→ DIRECTIVE: Go through the material below and copy all lines with "this".

Saved entries
== == ==
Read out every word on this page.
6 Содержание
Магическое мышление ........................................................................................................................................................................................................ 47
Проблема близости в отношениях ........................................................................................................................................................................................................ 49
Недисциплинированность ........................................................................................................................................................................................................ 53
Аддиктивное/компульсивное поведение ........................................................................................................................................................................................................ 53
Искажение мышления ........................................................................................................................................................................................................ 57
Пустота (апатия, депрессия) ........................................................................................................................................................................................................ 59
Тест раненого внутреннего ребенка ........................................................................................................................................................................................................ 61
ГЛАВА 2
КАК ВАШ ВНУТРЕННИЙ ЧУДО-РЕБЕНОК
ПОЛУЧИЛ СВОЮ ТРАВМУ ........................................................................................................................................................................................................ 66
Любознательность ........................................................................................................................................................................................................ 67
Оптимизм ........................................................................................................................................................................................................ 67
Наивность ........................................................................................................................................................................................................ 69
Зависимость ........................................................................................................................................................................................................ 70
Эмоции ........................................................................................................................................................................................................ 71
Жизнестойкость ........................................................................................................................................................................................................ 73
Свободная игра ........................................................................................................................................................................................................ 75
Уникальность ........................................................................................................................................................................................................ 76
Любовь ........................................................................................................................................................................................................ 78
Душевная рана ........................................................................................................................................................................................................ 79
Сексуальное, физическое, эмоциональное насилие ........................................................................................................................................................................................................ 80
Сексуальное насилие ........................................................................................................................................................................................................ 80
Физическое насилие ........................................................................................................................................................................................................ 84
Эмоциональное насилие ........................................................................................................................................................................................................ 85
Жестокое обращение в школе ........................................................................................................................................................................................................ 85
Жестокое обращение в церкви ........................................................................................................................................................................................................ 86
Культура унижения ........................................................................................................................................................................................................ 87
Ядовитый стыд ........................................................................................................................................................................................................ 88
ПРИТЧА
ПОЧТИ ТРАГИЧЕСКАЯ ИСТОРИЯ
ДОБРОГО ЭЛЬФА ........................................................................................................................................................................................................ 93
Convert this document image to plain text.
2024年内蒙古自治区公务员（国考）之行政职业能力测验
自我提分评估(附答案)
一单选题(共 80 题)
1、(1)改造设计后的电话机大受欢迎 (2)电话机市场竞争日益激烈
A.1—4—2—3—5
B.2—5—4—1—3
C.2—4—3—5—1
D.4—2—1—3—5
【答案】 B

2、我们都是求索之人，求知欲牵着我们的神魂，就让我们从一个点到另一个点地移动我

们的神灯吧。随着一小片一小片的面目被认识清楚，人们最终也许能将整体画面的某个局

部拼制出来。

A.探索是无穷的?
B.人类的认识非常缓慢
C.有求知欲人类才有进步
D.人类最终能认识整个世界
== == ==
→ EXERCISE RESULT:
Read out every word on this page.
Convert this document image to plain text.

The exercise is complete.